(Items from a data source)
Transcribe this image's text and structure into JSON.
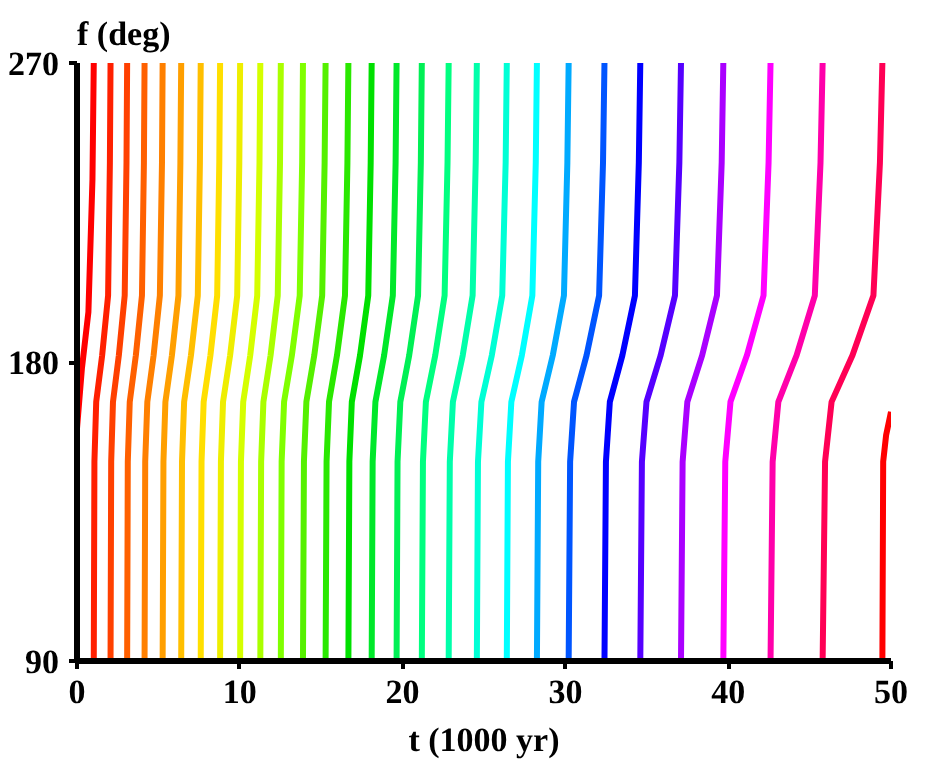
{
  "chart_data": {
    "type": "line",
    "xlabel": "t (1000 yr)",
    "ylabel": "f (deg)",
    "xlim": [
      0,
      50
    ],
    "ylim": [
      90,
      270
    ],
    "xticks": [
      0,
      10,
      20,
      30,
      40,
      50
    ],
    "yticks": [
      90,
      180,
      270
    ],
    "grid": false,
    "line_style": "solid",
    "marker": "none",
    "series": [
      {
        "color": "#ff0000",
        "x": [
          0,
          0.3,
          0.7,
          0.95,
          1.03
        ],
        "values": [
          160,
          178,
          195,
          235,
          270
        ]
      },
      {
        "color": "#ff2000",
        "x": [
          1.03,
          1.07,
          1.18,
          1.545,
          1.91,
          2.02,
          2.06
        ],
        "values": [
          90,
          150,
          168,
          182,
          200,
          240,
          270
        ]
      },
      {
        "color": "#ff4000",
        "x": [
          2.06,
          2.1,
          2.21,
          2.57,
          2.93,
          3.04,
          3.08
        ],
        "values": [
          90,
          150,
          168,
          182,
          200,
          240,
          270
        ]
      },
      {
        "color": "#ff6000",
        "x": [
          3.08,
          3.12,
          3.24,
          3.615,
          3.99,
          4.11,
          4.15
        ],
        "values": [
          90,
          150,
          168,
          182,
          200,
          240,
          270
        ]
      },
      {
        "color": "#ff8000",
        "x": [
          4.15,
          4.19,
          4.32,
          4.705,
          5.09,
          5.22,
          5.26
        ],
        "values": [
          90,
          150,
          168,
          182,
          200,
          240,
          270
        ]
      },
      {
        "color": "#ff9f00",
        "x": [
          5.26,
          5.31,
          5.43,
          5.83,
          6.23,
          6.35,
          6.4
        ],
        "values": [
          90,
          150,
          168,
          182,
          200,
          240,
          270
        ]
      },
      {
        "color": "#ffbf00",
        "x": [
          6.4,
          6.45,
          6.58,
          7.0,
          7.42,
          7.55,
          7.6
        ],
        "values": [
          90,
          150,
          168,
          182,
          200,
          240,
          270
        ]
      },
      {
        "color": "#ffdf00",
        "x": [
          7.6,
          7.65,
          7.78,
          8.195,
          8.61,
          8.74,
          8.79
        ],
        "values": [
          90,
          150,
          168,
          182,
          200,
          240,
          270
        ]
      },
      {
        "color": "#eeee00",
        "x": [
          8.79,
          8.84,
          8.97,
          9.405,
          9.84,
          9.97,
          10.02
        ],
        "values": [
          90,
          150,
          168,
          182,
          200,
          240,
          270
        ]
      },
      {
        "color": "#d5ff00",
        "x": [
          10.02,
          10.07,
          10.21,
          10.64,
          11.07,
          11.21,
          11.26
        ],
        "values": [
          90,
          150,
          168,
          182,
          200,
          240,
          270
        ]
      },
      {
        "color": "#aaff00",
        "x": [
          11.26,
          11.31,
          11.45,
          11.89,
          12.33,
          12.47,
          12.52
        ],
        "values": [
          90,
          150,
          168,
          182,
          200,
          240,
          270
        ]
      },
      {
        "color": "#80ff00",
        "x": [
          12.52,
          12.57,
          12.72,
          13.2,
          13.68,
          13.83,
          13.88
        ],
        "values": [
          90,
          150,
          168,
          182,
          200,
          240,
          270
        ]
      },
      {
        "color": "#55f000",
        "x": [
          13.88,
          13.94,
          14.09,
          14.575,
          15.06,
          15.21,
          15.27
        ],
        "values": [
          90,
          150,
          168,
          182,
          200,
          240,
          270
        ]
      },
      {
        "color": "#2ae800",
        "x": [
          15.27,
          15.33,
          15.48,
          15.97,
          16.46,
          16.61,
          16.67
        ],
        "values": [
          90,
          150,
          168,
          182,
          200,
          240,
          270
        ]
      },
      {
        "color": "#00e000",
        "x": [
          16.67,
          16.73,
          16.88,
          17.385,
          17.89,
          18.04,
          18.1
        ],
        "values": [
          90,
          150,
          168,
          182,
          200,
          240,
          270
        ]
      },
      {
        "color": "#00e82a",
        "x": [
          18.1,
          18.16,
          18.33,
          18.865,
          19.4,
          19.57,
          19.63
        ],
        "values": [
          90,
          150,
          168,
          182,
          200,
          240,
          270
        ]
      },
      {
        "color": "#00f055",
        "x": [
          19.63,
          19.69,
          19.86,
          20.405,
          20.95,
          21.12,
          21.18
        ],
        "values": [
          90,
          150,
          168,
          182,
          200,
          240,
          270
        ]
      },
      {
        "color": "#00ff80",
        "x": [
          21.18,
          21.25,
          21.43,
          22.005,
          22.58,
          22.76,
          22.83
        ],
        "values": [
          90,
          150,
          168,
          182,
          200,
          240,
          270
        ]
      },
      {
        "color": "#00ffaa",
        "x": [
          22.83,
          22.9,
          23.09,
          23.695,
          24.3,
          24.49,
          24.56
        ],
        "values": [
          90,
          150,
          168,
          182,
          200,
          240,
          270
        ]
      },
      {
        "color": "#00ffd5",
        "x": [
          24.56,
          24.63,
          24.84,
          25.48,
          26.12,
          26.33,
          26.4
        ],
        "values": [
          90,
          150,
          168,
          182,
          200,
          240,
          270
        ]
      },
      {
        "color": "#00ffff",
        "x": [
          26.4,
          26.47,
          26.68,
          27.325,
          27.97,
          28.18,
          28.25
        ],
        "values": [
          90,
          150,
          168,
          182,
          200,
          240,
          270
        ]
      },
      {
        "color": "#00aaff",
        "x": [
          28.25,
          28.33,
          28.54,
          29.225,
          29.91,
          30.12,
          30.2
        ],
        "values": [
          90,
          150,
          168,
          182,
          200,
          240,
          270
        ]
      },
      {
        "color": "#0055ff",
        "x": [
          30.2,
          30.29,
          30.53,
          31.3,
          32.07,
          32.31,
          32.4
        ],
        "values": [
          90,
          150,
          168,
          182,
          200,
          240,
          270
        ]
      },
      {
        "color": "#0000ff",
        "x": [
          32.4,
          32.49,
          32.73,
          33.5,
          34.27,
          34.51,
          34.6
        ],
        "values": [
          90,
          150,
          168,
          182,
          200,
          240,
          270
        ]
      },
      {
        "color": "#5500ff",
        "x": [
          34.6,
          34.7,
          34.98,
          35.85,
          36.73,
          37.0,
          37.1
        ],
        "values": [
          90,
          150,
          168,
          182,
          200,
          240,
          270
        ]
      },
      {
        "color": "#aa00ff",
        "x": [
          37.1,
          37.2,
          37.49,
          38.4,
          39.31,
          39.6,
          39.7
        ],
        "values": [
          90,
          150,
          168,
          182,
          200,
          240,
          270
        ]
      },
      {
        "color": "#ff00ff",
        "x": [
          39.7,
          39.82,
          40.14,
          41.15,
          42.17,
          42.48,
          42.6
        ],
        "values": [
          90,
          150,
          168,
          182,
          200,
          240,
          270
        ]
      },
      {
        "color": "#ff00aa",
        "x": [
          42.6,
          42.73,
          43.08,
          44.2,
          45.32,
          45.67,
          45.8
        ],
        "values": [
          90,
          150,
          168,
          182,
          200,
          240,
          270
        ]
      },
      {
        "color": "#ff0055",
        "x": [
          45.8,
          45.95,
          46.35,
          47.635,
          48.92,
          49.32,
          49.47
        ],
        "values": [
          90,
          150,
          168,
          182,
          200,
          240,
          270
        ]
      },
      {
        "color": "#ff0000",
        "x": [
          49.47,
          49.52,
          49.7,
          50
        ],
        "values": [
          90,
          150,
          158,
          165
        ]
      }
    ]
  }
}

Exercise objective. Every line of the material is to be quoted exactly, with no pictures carried over.

Response for this exercise.
Transcribe this image's text and structure into JSON.
{
  "chart_data": {
    "type": "line",
    "xlabel": "t (1000 yr)",
    "ylabel": "f (deg)",
    "xlim": [
      0,
      50
    ],
    "ylim": [
      90,
      270
    ],
    "xticks": [
      0,
      10,
      20,
      30,
      40,
      50
    ],
    "yticks": [
      90,
      180,
      270
    ],
    "grid": false,
    "line_style": "solid",
    "marker": "none",
    "series": [
      {
        "color": "#ff0000",
        "x": [
          0,
          0.3,
          0.7,
          0.95,
          1.03
        ],
        "values": [
          160,
          178,
          195,
          235,
          270
        ]
      },
      {
        "color": "#ff2000",
        "x": [
          1.03,
          1.07,
          1.18,
          1.545,
          1.91,
          2.02,
          2.06
        ],
        "values": [
          90,
          150,
          168,
          182,
          200,
          240,
          270
        ]
      },
      {
        "color": "#ff4000",
        "x": [
          2.06,
          2.1,
          2.21,
          2.57,
          2.93,
          3.04,
          3.08
        ],
        "values": [
          90,
          150,
          168,
          182,
          200,
          240,
          270
        ]
      },
      {
        "color": "#ff6000",
        "x": [
          3.08,
          3.12,
          3.24,
          3.615,
          3.99,
          4.11,
          4.15
        ],
        "values": [
          90,
          150,
          168,
          182,
          200,
          240,
          270
        ]
      },
      {
        "color": "#ff8000",
        "x": [
          4.15,
          4.19,
          4.32,
          4.705,
          5.09,
          5.22,
          5.26
        ],
        "values": [
          90,
          150,
          168,
          182,
          200,
          240,
          270
        ]
      },
      {
        "color": "#ff9f00",
        "x": [
          5.26,
          5.31,
          5.43,
          5.83,
          6.23,
          6.35,
          6.4
        ],
        "values": [
          90,
          150,
          168,
          182,
          200,
          240,
          270
        ]
      },
      {
        "color": "#ffbf00",
        "x": [
          6.4,
          6.45,
          6.58,
          7.0,
          7.42,
          7.55,
          7.6
        ],
        "values": [
          90,
          150,
          168,
          182,
          200,
          240,
          270
        ]
      },
      {
        "color": "#ffdf00",
        "x": [
          7.6,
          7.65,
          7.78,
          8.195,
          8.61,
          8.74,
          8.79
        ],
        "values": [
          90,
          150,
          168,
          182,
          200,
          240,
          270
        ]
      },
      {
        "color": "#eeee00",
        "x": [
          8.79,
          8.84,
          8.97,
          9.405,
          9.84,
          9.97,
          10.02
        ],
        "values": [
          90,
          150,
          168,
          182,
          200,
          240,
          270
        ]
      },
      {
        "color": "#d5ff00",
        "x": [
          10.02,
          10.07,
          10.21,
          10.64,
          11.07,
          11.21,
          11.26
        ],
        "values": [
          90,
          150,
          168,
          182,
          200,
          240,
          270
        ]
      },
      {
        "color": "#aaff00",
        "x": [
          11.26,
          11.31,
          11.45,
          11.89,
          12.33,
          12.47,
          12.52
        ],
        "values": [
          90,
          150,
          168,
          182,
          200,
          240,
          270
        ]
      },
      {
        "color": "#80ff00",
        "x": [
          12.52,
          12.57,
          12.72,
          13.2,
          13.68,
          13.83,
          13.88
        ],
        "values": [
          90,
          150,
          168,
          182,
          200,
          240,
          270
        ]
      },
      {
        "color": "#55f000",
        "x": [
          13.88,
          13.94,
          14.09,
          14.575,
          15.06,
          15.21,
          15.27
        ],
        "values": [
          90,
          150,
          168,
          182,
          200,
          240,
          270
        ]
      },
      {
        "color": "#2ae800",
        "x": [
          15.27,
          15.33,
          15.48,
          15.97,
          16.46,
          16.61,
          16.67
        ],
        "values": [
          90,
          150,
          168,
          182,
          200,
          240,
          270
        ]
      },
      {
        "color": "#00e000",
        "x": [
          16.67,
          16.73,
          16.88,
          17.385,
          17.89,
          18.04,
          18.1
        ],
        "values": [
          90,
          150,
          168,
          182,
          200,
          240,
          270
        ]
      },
      {
        "color": "#00e82a",
        "x": [
          18.1,
          18.16,
          18.33,
          18.865,
          19.4,
          19.57,
          19.63
        ],
        "values": [
          90,
          150,
          168,
          182,
          200,
          240,
          270
        ]
      },
      {
        "color": "#00f055",
        "x": [
          19.63,
          19.69,
          19.86,
          20.405,
          20.95,
          21.12,
          21.18
        ],
        "values": [
          90,
          150,
          168,
          182,
          200,
          240,
          270
        ]
      },
      {
        "color": "#00ff80",
        "x": [
          21.18,
          21.25,
          21.43,
          22.005,
          22.58,
          22.76,
          22.83
        ],
        "values": [
          90,
          150,
          168,
          182,
          200,
          240,
          270
        ]
      },
      {
        "color": "#00ffaa",
        "x": [
          22.83,
          22.9,
          23.09,
          23.695,
          24.3,
          24.49,
          24.56
        ],
        "values": [
          90,
          150,
          168,
          182,
          200,
          240,
          270
        ]
      },
      {
        "color": "#00ffd5",
        "x": [
          24.56,
          24.63,
          24.84,
          25.48,
          26.12,
          26.33,
          26.4
        ],
        "values": [
          90,
          150,
          168,
          182,
          200,
          240,
          270
        ]
      },
      {
        "color": "#00ffff",
        "x": [
          26.4,
          26.47,
          26.68,
          27.325,
          27.97,
          28.18,
          28.25
        ],
        "values": [
          90,
          150,
          168,
          182,
          200,
          240,
          270
        ]
      },
      {
        "color": "#00aaff",
        "x": [
          28.25,
          28.33,
          28.54,
          29.225,
          29.91,
          30.12,
          30.2
        ],
        "values": [
          90,
          150,
          168,
          182,
          200,
          240,
          270
        ]
      },
      {
        "color": "#0055ff",
        "x": [
          30.2,
          30.29,
          30.53,
          31.3,
          32.07,
          32.31,
          32.4
        ],
        "values": [
          90,
          150,
          168,
          182,
          200,
          240,
          270
        ]
      },
      {
        "color": "#0000ff",
        "x": [
          32.4,
          32.49,
          32.73,
          33.5,
          34.27,
          34.51,
          34.6
        ],
        "values": [
          90,
          150,
          168,
          182,
          200,
          240,
          270
        ]
      },
      {
        "color": "#5500ff",
        "x": [
          34.6,
          34.7,
          34.98,
          35.85,
          36.73,
          37.0,
          37.1
        ],
        "values": [
          90,
          150,
          168,
          182,
          200,
          240,
          270
        ]
      },
      {
        "color": "#aa00ff",
        "x": [
          37.1,
          37.2,
          37.49,
          38.4,
          39.31,
          39.6,
          39.7
        ],
        "values": [
          90,
          150,
          168,
          182,
          200,
          240,
          270
        ]
      },
      {
        "color": "#ff00ff",
        "x": [
          39.7,
          39.82,
          40.14,
          41.15,
          42.17,
          42.48,
          42.6
        ],
        "values": [
          90,
          150,
          168,
          182,
          200,
          240,
          270
        ]
      },
      {
        "color": "#ff00aa",
        "x": [
          42.6,
          42.73,
          43.08,
          44.2,
          45.32,
          45.67,
          45.8
        ],
        "values": [
          90,
          150,
          168,
          182,
          200,
          240,
          270
        ]
      },
      {
        "color": "#ff0055",
        "x": [
          45.8,
          45.95,
          46.35,
          47.635,
          48.92,
          49.32,
          49.47
        ],
        "values": [
          90,
          150,
          168,
          182,
          200,
          240,
          270
        ]
      },
      {
        "color": "#ff0000",
        "x": [
          49.47,
          49.52,
          49.7,
          50
        ],
        "values": [
          90,
          150,
          158,
          165
        ]
      }
    ]
  }
}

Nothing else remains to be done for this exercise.